Consigne
Recopiez mot pour mot le passage de l'article sur Le Jardin des Finzi Contini qui va de « NB : Article » jusqu'à « de l’Allemagne nazie. » inclus.

Texte à lire
━━━━━━━━━━━━━━━━

Le Jardin des Finzi Contini – film d’Ettore Scola, d’après le roman de Giorgio Bassani, tourné en 1970 (lion d’or à Berlin en 1971)
NB : Article en liaison avec le programme de TL (étude du Guépard de Giuseppe Tomasi di Lampedusa : à vous de mettre en avant les points communs…) et de 1ère (objet d’étude « le personnage de roman et le monde »)
Une famille à part, les Finzi Contini
Le film se focalise sur les Finzi Contini, une riche famille juive, appartenant aux notables de la petite ville italienne de Ferrara. Ce sont les derniers moments d’une vie commune à la fois idyllique et menacée que Scola tourne ici, en inscrivant les personnages principaux, dont l’énigmatique Micol, au cœur de la montée en puissance du fascisme et de l’entrée en guerre du duce et de ses armées, au côté de l’Allemagne nazie.
Les Finzi Contini demeurent longtemps étrangers aux rumeurs du danger qui les cerne pourtant avec de plus en plus d’insistance tout au long du film. Ils vivent cloîtrés, dans un monde qui semble se refuser à l’extérieur, à peine toléré avec la présence des joueurs de tennis que les deux jeunes Micol et Alberto invitent à se divertir, dans une période pourtant peu propice à l’amusement, et de Giorgio, jeune homme juif lui aussi, épris de la jeune fille. Symboliquement, on passe son temps, dans le film, à ouvrir –et surtout à fermer – les portes, comme si les Finzi Contini refusaient de prêter oreille à la menace extérieure : porte de la maison, encerclée par ses murs, protections bien illusoires puisqu’il est possible sans grande peine d’escalader ces derniers ; porte-fenêtre que Micol referme sur elle et Giorgio quand, à son retour de Venise, elle reçoit le jeune homme avant de l’éconduire à nouveau, porte de la bibliothèque d’étude que le père clôt sur le même Giorgio, venu poursuivre ses recherches dans le havre de paix que représente encore la maison. Aussi bien le film multiplie-t-il les espaces clos dans lesquels les personnages se lovent, avec un effet de resserrement qui dramatise le sentiment de menace enflant peu à peu : le jardin évoqué dans le titre bien sûr ; le terrain de tennis, grillagé ; la hutte (et son ironique consonance allemande…) ; les pièces encombrées de la maison ; la calèche où Micol entraîne Giorgio avant de s’y offrir à Bruno … On se calfeutre dans un petit monde douillet, celui d’une culture un peu surannée, représentée par ces œuvres d’arts qui parsèment la maison, par cette musique qui double la clôture de la maison d’une bulle de notes confortable, par ces couvertures qui Micol accumule sur elle quand, malade, elle reçoit Giorgio.

━━━━━━━━━━━━━━━━

Données fournies
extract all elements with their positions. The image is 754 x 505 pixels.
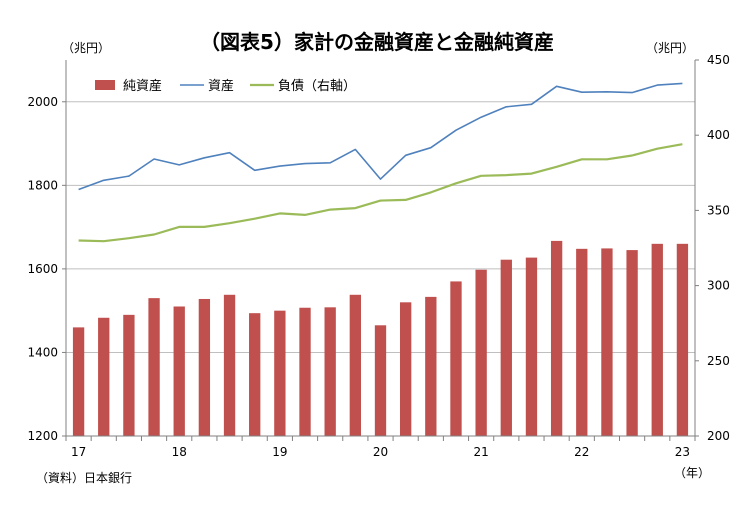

━━━━━━━━━━━━━━━━

Réponse complète
NB : Article en liaison avec le programme de TL (étude du Guépard de Giuseppe Tomasi di Lampedusa : à vous de mettre en avant les points communs…) et de 1ère (objet d’étude « le personnage de roman et le monde »)
Une famille à part, les Finzi Contini
Le film se focalise sur les Finzi Contini, une riche famille juive, appartenant aux notables de la petite ville italienne de Ferrara. Ce sont les derniers moments d’une vie commune à la fois idyllique et menacée que Scola tourne ici, en inscrivant les personnages principaux, dont l’énigmatique Micol, au cœur de la montée en puissance du fascisme et de l’entrée en guerre du duce et de ses armées, au côté de l’Allemagne nazie.